> REQUIREMENTS: Locate each line holding the string "Routes" and copy it.

> THE RECORDS:
_ _ _ _ _ _ _

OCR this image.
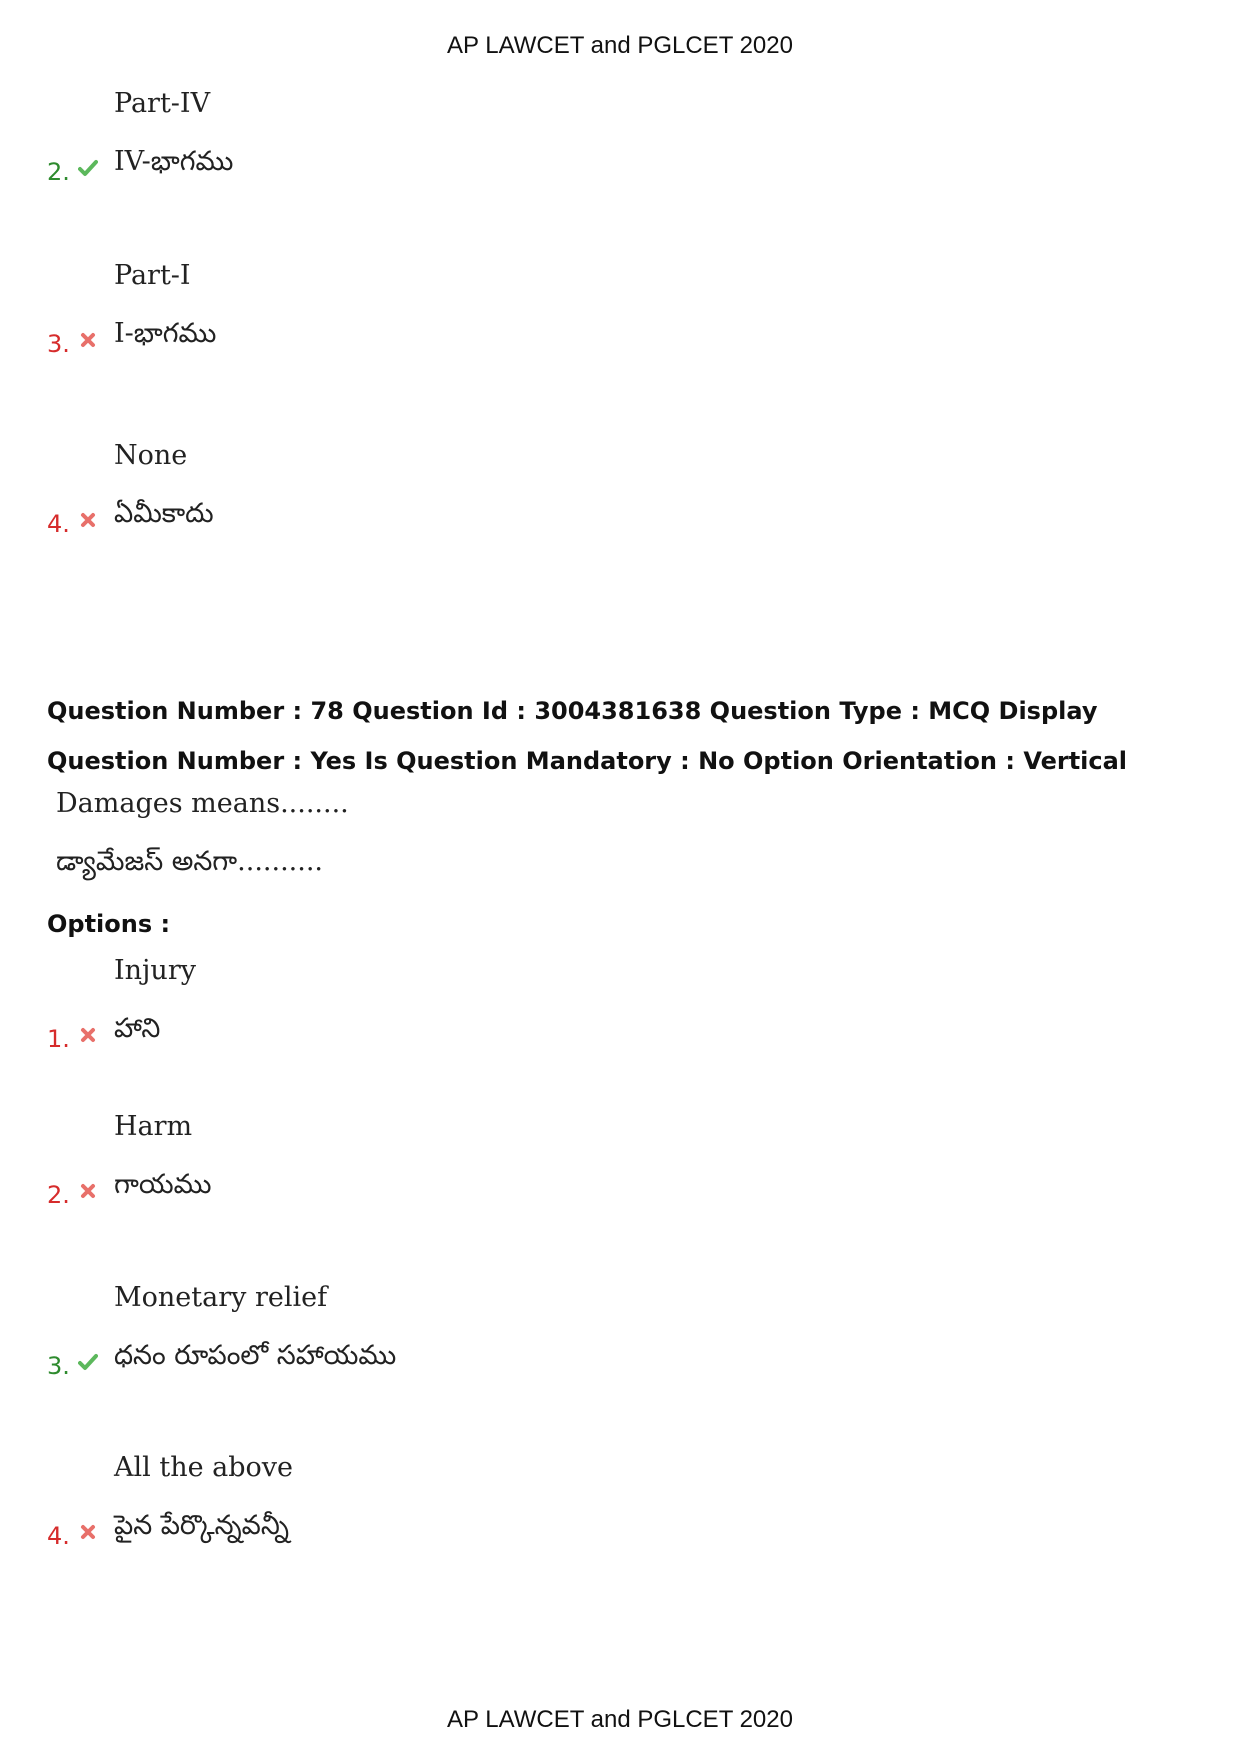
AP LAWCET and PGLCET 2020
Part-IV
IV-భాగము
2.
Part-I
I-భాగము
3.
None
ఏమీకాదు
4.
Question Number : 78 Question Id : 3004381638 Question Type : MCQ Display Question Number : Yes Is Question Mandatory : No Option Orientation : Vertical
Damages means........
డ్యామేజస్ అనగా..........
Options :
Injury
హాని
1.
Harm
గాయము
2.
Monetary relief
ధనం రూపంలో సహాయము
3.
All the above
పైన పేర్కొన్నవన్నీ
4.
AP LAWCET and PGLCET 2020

_ _ _ _ _ _ _

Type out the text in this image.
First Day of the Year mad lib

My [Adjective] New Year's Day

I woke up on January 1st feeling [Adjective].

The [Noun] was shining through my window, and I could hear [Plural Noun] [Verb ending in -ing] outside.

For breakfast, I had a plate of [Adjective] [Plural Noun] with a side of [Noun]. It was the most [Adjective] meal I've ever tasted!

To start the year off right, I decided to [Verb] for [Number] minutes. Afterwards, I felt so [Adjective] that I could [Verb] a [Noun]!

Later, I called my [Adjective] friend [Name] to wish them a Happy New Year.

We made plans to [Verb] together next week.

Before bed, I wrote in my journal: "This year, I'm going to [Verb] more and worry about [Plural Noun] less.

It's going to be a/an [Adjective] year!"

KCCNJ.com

_ _ _ _ _ _ _

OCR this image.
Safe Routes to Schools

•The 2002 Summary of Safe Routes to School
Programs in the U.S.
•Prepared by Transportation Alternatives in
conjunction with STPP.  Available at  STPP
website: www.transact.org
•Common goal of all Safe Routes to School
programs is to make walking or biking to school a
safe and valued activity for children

_ _ _ _ _ _ _

> EXERCISE SOLUTION:
Safe Routes to Schools
•The 2002 Summary of Safe Routes to School
•Common goal of all Safe Routes to School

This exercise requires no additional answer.